Data records:
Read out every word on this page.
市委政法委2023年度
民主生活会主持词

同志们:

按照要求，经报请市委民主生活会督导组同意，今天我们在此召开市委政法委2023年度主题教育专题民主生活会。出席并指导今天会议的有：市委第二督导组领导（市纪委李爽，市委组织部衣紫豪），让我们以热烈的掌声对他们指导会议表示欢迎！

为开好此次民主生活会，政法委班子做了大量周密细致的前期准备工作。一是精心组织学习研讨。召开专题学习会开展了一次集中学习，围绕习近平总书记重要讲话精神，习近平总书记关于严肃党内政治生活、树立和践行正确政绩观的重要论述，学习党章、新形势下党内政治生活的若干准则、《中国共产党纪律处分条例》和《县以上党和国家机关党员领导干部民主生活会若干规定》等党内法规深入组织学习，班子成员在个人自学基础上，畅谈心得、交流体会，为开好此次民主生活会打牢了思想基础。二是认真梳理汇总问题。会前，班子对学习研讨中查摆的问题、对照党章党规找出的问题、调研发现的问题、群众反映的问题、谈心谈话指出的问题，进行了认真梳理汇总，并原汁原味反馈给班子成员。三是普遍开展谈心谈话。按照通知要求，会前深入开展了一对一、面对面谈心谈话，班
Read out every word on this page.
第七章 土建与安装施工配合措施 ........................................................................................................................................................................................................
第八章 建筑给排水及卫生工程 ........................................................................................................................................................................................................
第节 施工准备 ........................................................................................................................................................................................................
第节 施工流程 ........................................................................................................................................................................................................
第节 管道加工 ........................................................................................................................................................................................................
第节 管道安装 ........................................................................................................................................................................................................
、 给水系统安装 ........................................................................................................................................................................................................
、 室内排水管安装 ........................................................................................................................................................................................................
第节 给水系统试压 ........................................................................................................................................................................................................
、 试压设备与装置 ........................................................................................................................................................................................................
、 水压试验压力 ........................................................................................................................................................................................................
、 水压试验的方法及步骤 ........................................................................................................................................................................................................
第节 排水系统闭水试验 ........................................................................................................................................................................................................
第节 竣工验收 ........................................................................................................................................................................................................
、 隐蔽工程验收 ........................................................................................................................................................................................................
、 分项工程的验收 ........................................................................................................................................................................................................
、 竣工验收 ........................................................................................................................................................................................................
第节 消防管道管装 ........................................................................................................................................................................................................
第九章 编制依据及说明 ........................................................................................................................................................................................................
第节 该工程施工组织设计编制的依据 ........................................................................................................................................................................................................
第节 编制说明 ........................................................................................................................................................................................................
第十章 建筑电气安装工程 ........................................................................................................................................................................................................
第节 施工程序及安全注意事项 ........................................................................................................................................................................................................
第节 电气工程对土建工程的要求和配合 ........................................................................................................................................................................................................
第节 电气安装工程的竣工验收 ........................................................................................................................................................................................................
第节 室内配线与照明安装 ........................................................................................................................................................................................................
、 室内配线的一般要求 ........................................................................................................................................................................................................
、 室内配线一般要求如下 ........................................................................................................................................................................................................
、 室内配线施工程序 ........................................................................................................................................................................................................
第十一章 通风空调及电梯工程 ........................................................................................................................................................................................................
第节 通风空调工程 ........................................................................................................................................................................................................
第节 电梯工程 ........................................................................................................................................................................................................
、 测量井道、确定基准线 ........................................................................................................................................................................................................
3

WHAT YOU SHOULD DO —
Each entry must be reproduced verbatim.

CORRECT RESULT —
Read out every word on this page.
市委政法委2023年度
民主生活会主持词

同志们:

按照要求，经报请市委民主生活会督导组同意，今天我们在此召开市委政法委2023年度主题教育专题民主生活会。出席并指导今天会议的有：市委第二督导组领导（市纪委李爽，市委组织部衣紫豪），让我们以热烈的掌声对他们指导会议表示欢迎！

为开好此次民主生活会，政法委班子做了大量周密细致的前期准备工作。一是精心组织学习研讨。召开专题学习会开展了一次集中学习，围绕习近平总书记重要讲话精神，习近平总书记关于严肃党内政治生活、树立和践行正确政绩观的重要论述，学习党章、新形势下党内政治生活的若干准则、《中国共产党纪律处分条例》和《县以上党和国家机关党员领导干部民主生活会若干规定》等党内法规深入组织学习，班子成员在个人自学基础上，畅谈心得、交流体会，为开好此次民主生活会打牢了思想基础。二是认真梳理汇总问题。会前，班子对学习研讨中查摆的问题、对照党章党规找出的问题、调研发现的问题、群众反映的问题、谈心谈话指出的问题，进行了认真梳理汇总，并原汁原味反馈给班子成员。三是普遍开展谈心谈话。按照通知要求，会前深入开展了一对一、面对面谈心谈话，班
Read out every word on this page.
第七章 土建与安装施工配合措施 ........................................................................................................................................................................................................
第八章 建筑给排水及卫生工程 ........................................................................................................................................................................................................
第节 施工准备 ........................................................................................................................................................................................................
第节 施工流程 ........................................................................................................................................................................................................
第节 管道加工 ........................................................................................................................................................................................................
第节 管道安装 ........................................................................................................................................................................................................
、 给水系统安装 ........................................................................................................................................................................................................
、 室内排水管安装 ........................................................................................................................................................................................................
第节 给水系统试压 ........................................................................................................................................................................................................
、 试压设备与装置 ........................................................................................................................................................................................................
、 水压试验压力 ........................................................................................................................................................................................................
、 水压试验的方法及步骤 ........................................................................................................................................................................................................
第节 排水系统闭水试验 ........................................................................................................................................................................................................
第节 竣工验收 ........................................................................................................................................................................................................
、 隐蔽工程验收 ........................................................................................................................................................................................................
、 分项工程的验收 ........................................................................................................................................................................................................
、 竣工验收 ........................................................................................................................................................................................................
第节 消防管道管装 ........................................................................................................................................................................................................
第九章 编制依据及说明 ........................................................................................................................................................................................................
第节 该工程施工组织设计编制的依据 ........................................................................................................................................................................................................
第节 编制说明 ........................................................................................................................................................................................................
第十章 建筑电气安装工程 ........................................................................................................................................................................................................
第节 施工程序及安全注意事项 ........................................................................................................................................................................................................
第节 电气工程对土建工程的要求和配合 ........................................................................................................................................................................................................
第节 电气安装工程的竣工验收 ........................................................................................................................................................................................................
第节 室内配线与照明安装 ........................................................................................................................................................................................................
、 室内配线的一般要求 ........................................................................................................................................................................................................
、 室内配线一般要求如下 ........................................................................................................................................................................................................
、 室内配线施工程序 ........................................................................................................................................................................................................
第十一章 通风空调及电梯工程 ........................................................................................................................................................................................................
第节 通风空调工程 ........................................................................................................................................................................................................
第节 电梯工程 ........................................................................................................................................................................................................
、 测量井道、确定基准线 ........................................................................................................................................................................................................
3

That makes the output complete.